Brief: Please repeat the entries below word for word, everything from the line containing "connector: e <box>371 328 382 349</box>" down to the line containing "digraph: Ch <box>75 1503 100 1524</box>", and those lines only.

>> start Data supplied

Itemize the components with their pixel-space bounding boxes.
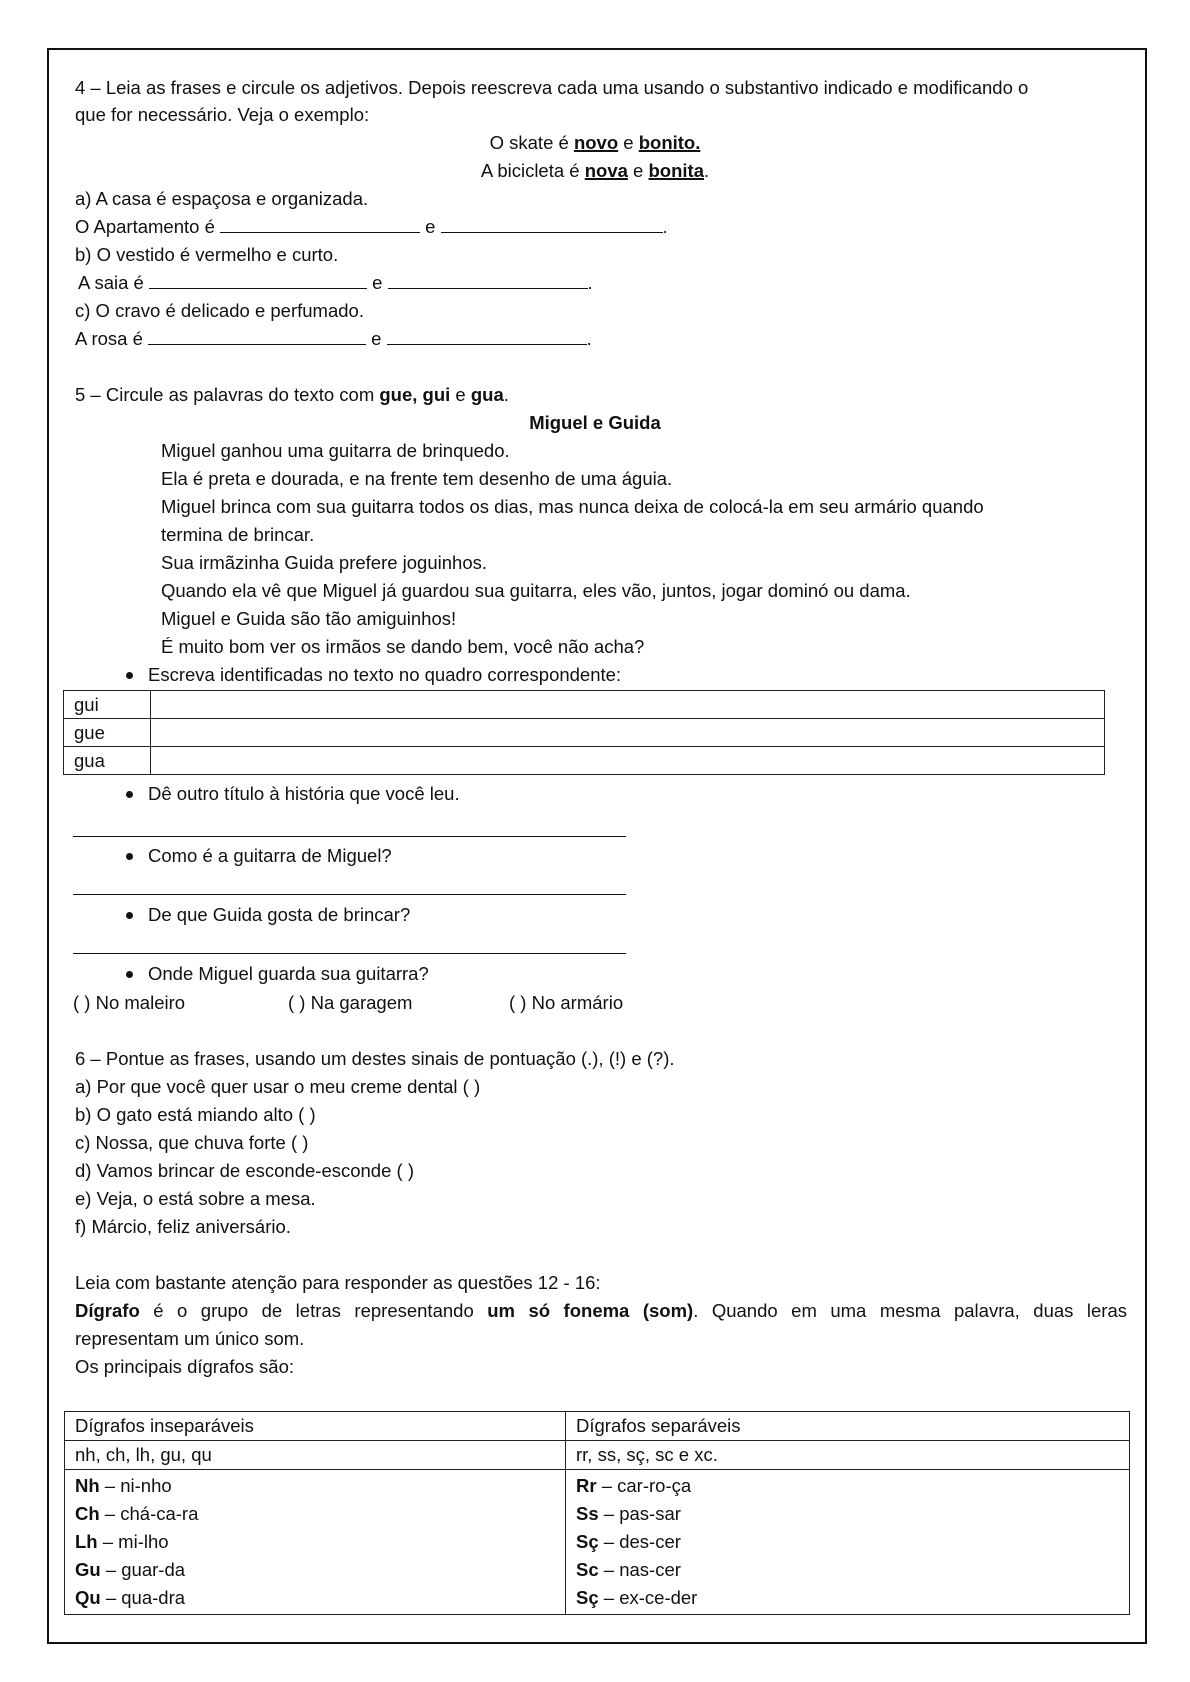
connector: e <box>371 328 382 349</box>
example-text: A bicicleta é <box>480 160 585 181</box>
example-word: – nas-cer <box>598 1559 681 1580</box>
digraph: Gu <box>75 1559 101 1580</box>
option-label: No maleiro <box>95 992 186 1013</box>
example-text: e <box>627 160 649 181</box>
q4-instruction-line1: 4 – Leia as frases e circule os adjetivos. Depois reescreva cada uma usando o substantivo indicado e modificando o <box>75 77 1029 98</box>
answer-blank[interactable] <box>220 216 420 233</box>
q4b-sentence: b) O vestido é vermelho e curto. <box>75 244 339 265</box>
digraph: Ch <box>75 1503 100 1524</box>
q4c-sentence: c) O cravo é delicado e perfumado. <box>75 300 364 321</box>
digraph: Lh <box>75 1531 98 1552</box>
question-play: De que Guida gosta de brincar? <box>148 904 411 925</box>
example-adjective: novo <box>573 132 619 153</box>
answer-cell[interactable] <box>151 747 1105 775</box>
instruction-bold: gua <box>470 384 504 405</box>
example-adjective: bonito. <box>638 132 701 153</box>
table-header-row <box>65 1412 1130 1441</box>
definition-text: . Quando em uma mesma palavra, duas leras <box>693 1300 1127 1321</box>
story-line: Sua irmãzinha Guida prefere joguinhos. <box>161 552 487 573</box>
answer-cell[interactable] <box>151 691 1105 719</box>
period: . <box>586 328 592 349</box>
table-examples-row <box>65 1470 1130 1615</box>
example-item <box>75 1556 555 1584</box>
summary-inseparable: nh, ch, lh, gu, qu <box>65 1441 566 1470</box>
q4-instruction-line2: que for necessário. Veja o exemplo: <box>75 104 370 125</box>
question-where: Onde Miguel guarda sua guitarra? <box>148 963 429 984</box>
rewrite-prefix: A saia é <box>78 272 144 293</box>
q6-item: a) Por que você quer usar o meu creme dental ( ) <box>75 1076 481 1097</box>
header-inseparable: Dígrafos inseparáveis <box>65 1412 566 1441</box>
example-item <box>75 1528 555 1556</box>
answer-line[interactable] <box>73 953 626 954</box>
answer-line[interactable] <box>73 836 626 837</box>
question-guitar: Como é a guitarra de Miguel? <box>148 845 392 866</box>
table-prompt: Escreva identificadas no texto no quadro correspondente: <box>148 664 622 685</box>
example-text: e <box>618 132 639 153</box>
bullet-icon <box>126 853 133 860</box>
answer-line[interactable] <box>73 894 626 895</box>
definition-text: é o grupo de letras representando <box>139 1300 488 1321</box>
q4-example-line2 <box>0 160 1190 182</box>
option-garagem[interactable] <box>288 992 412 1014</box>
q4c-rewrite <box>75 328 592 350</box>
instruction-text: . <box>503 384 509 405</box>
checkbox[interactable]: ( ) <box>509 992 527 1013</box>
q6-instruction: 6 – Pontue as frases, usando um destes sinais de pontuação (.), (!) e (?). <box>75 1048 675 1069</box>
bullet-icon <box>126 791 133 798</box>
rewrite-prefix: O Apartamento é <box>75 216 215 237</box>
q6-item: b) O gato está miando alto ( ) <box>75 1104 316 1125</box>
option-label: Na garagem <box>310 992 413 1013</box>
bullet-icon <box>126 672 133 679</box>
example-word: – mi-lho <box>97 1531 169 1552</box>
q4-example-line1 <box>0 132 1190 154</box>
digraph-intro: Leia com bastante atenção para responder as questões 12 - 16: <box>75 1272 601 1293</box>
q4a-sentence: a) A casa é espaçosa e organizada. <box>75 188 369 209</box>
rewrite-prefix: A rosa é <box>75 328 143 349</box>
table-row <box>64 691 1105 719</box>
digraph: Qu <box>75 1587 101 1608</box>
example-adjective: nova <box>584 160 628 181</box>
example-item <box>75 1584 555 1612</box>
example-item <box>576 1500 1119 1528</box>
example-word: – car-ro-ça <box>596 1475 692 1496</box>
example-word: – qua-dra <box>100 1587 186 1608</box>
option-label: No armário <box>531 992 624 1013</box>
example-item <box>576 1528 1119 1556</box>
q6-item: f) Márcio, feliz aniversário. <box>75 1216 291 1237</box>
q5-instruction <box>75 384 509 406</box>
connector: e <box>425 216 436 237</box>
digraph: Sc <box>576 1559 599 1580</box>
connector: e <box>372 272 383 293</box>
answer-blank[interactable] <box>149 272 367 289</box>
example-item <box>576 1584 1119 1612</box>
period: . <box>662 216 668 237</box>
question-title: Dê outro título à história que você leu. <box>148 783 460 804</box>
option-maleiro[interactable] <box>73 992 185 1014</box>
digraph-definition <box>75 1300 1127 1322</box>
digraph: Sç <box>576 1587 599 1608</box>
story-line: É muito bom ver os irmãos se dando bem, você não acha? <box>161 636 645 657</box>
digraph: Rr <box>576 1475 597 1496</box>
example-text: . <box>704 160 710 181</box>
table-row <box>64 719 1105 747</box>
answer-cell[interactable] <box>151 719 1105 747</box>
checkbox[interactable]: ( ) <box>73 992 91 1013</box>
example-word: – chá-ca-ra <box>99 1503 199 1524</box>
example-word: – pas-sar <box>598 1503 681 1524</box>
story-line: Quando ela vê que Miguel já guardou sua guitarra, eles vão, juntos, jogar dominó ou dama. <box>161 580 911 601</box>
summary-separable: rr, ss, sç, sc e xc. <box>566 1441 1130 1470</box>
example-word: – ex-ce-der <box>598 1587 698 1608</box>
syllable-table <box>63 690 1105 775</box>
digraph: Ss <box>576 1503 599 1524</box>
definition-bold: um só fonema (som) <box>487 1300 694 1321</box>
instruction-bold: gue, gui <box>379 384 451 405</box>
option-armario[interactable] <box>509 992 623 1014</box>
answer-blank[interactable] <box>387 328 587 345</box>
definition-bold: Dígrafo <box>75 1300 140 1321</box>
q6-item: c) Nossa, que chuva forte ( ) <box>75 1132 309 1153</box>
q6-item: d) Vamos brincar de esconde-esconde ( ) <box>75 1160 414 1181</box>
digraph-definition-line2: representam um único som. <box>75 1328 305 1349</box>
examples-separable <box>566 1470 1130 1615</box>
instruction-text: e <box>450 384 471 405</box>
digraph: Sç <box>576 1531 599 1552</box>
story-title <box>0 412 1190 434</box>
digraph: Nh <box>75 1475 100 1496</box>
answer-blank[interactable] <box>441 216 663 233</box>
story-line: Ela é preta e dourada, e na frente tem desenho de uma águia. <box>161 468 673 489</box>
story-line: termina de brincar. <box>161 524 315 545</box>
bullet-icon <box>126 912 133 919</box>
table-row <box>64 747 1105 775</box>
story-line: Miguel brinca com sua guitarra todos os dias, mas nunca deixa de colocá-la em seu armário quando <box>161 496 984 517</box>
story-line: Miguel e Guida são tão amiguinhos! <box>161 608 457 629</box>
checkbox[interactable]: ( ) <box>288 992 306 1013</box>
answer-blank[interactable] <box>148 328 366 345</box>
row-label: gue <box>64 719 151 747</box>
q4b-rewrite <box>78 272 593 294</box>
instruction-text: 5 – Circule as palavras do texto com <box>75 384 380 405</box>
digraph-table <box>64 1411 1130 1615</box>
digraph-principal: Os principais dígrafos são: <box>75 1356 295 1377</box>
example-word: – des-cer <box>598 1531 681 1552</box>
example-item <box>576 1556 1119 1584</box>
example-adjective: bonita <box>648 160 704 181</box>
example-word: – ni-nho <box>99 1475 172 1496</box>
example-word: – guar-da <box>100 1559 186 1580</box>
bullet-icon <box>126 971 133 978</box>
q6-item: e) Veja, o está sobre a mesa. <box>75 1188 316 1209</box>
row-label: gui <box>64 691 151 719</box>
story-title-text: Miguel e Guida <box>529 412 661 433</box>
example-item <box>576 1472 1119 1500</box>
story-line: Miguel ganhou uma guitarra de brinquedo. <box>161 440 510 461</box>
examples-inseparable <box>65 1470 566 1615</box>
example-item <box>75 1472 555 1500</box>
period: . <box>587 272 593 293</box>
example-text: O skate é <box>489 132 574 153</box>
answer-blank[interactable] <box>388 272 588 289</box>
row-label: gua <box>64 747 151 775</box>
example-item <box>75 1500 555 1528</box>
q4a-rewrite <box>75 216 668 238</box>
header-separable: Dígrafos separáveis <box>566 1412 1130 1441</box>
table-summary-row <box>65 1441 1130 1470</box>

>> end Data supplied

Response to this task:
connector: e <box>371 328 382 349</box>
example-text: A bicicleta é <box>480 160 585 181</box>
example-word: – nas-cer <box>598 1559 681 1580</box>
digraph: Gu <box>75 1559 101 1580</box>
option-label: No maleiro <box>95 992 186 1013</box>
example-text: e <box>627 160 649 181</box>
q4-instruction-line1: 4 – Leia as frases e circule os adjetivos. Depois reescreva cada uma usando o substantivo indicado e modificando o <box>75 77 1029 98</box>
answer-blank[interactable] <box>220 216 420 233</box>
q4b-sentence: b) O vestido é vermelho e curto. <box>75 244 339 265</box>
digraph: Ch <box>75 1503 100 1524</box>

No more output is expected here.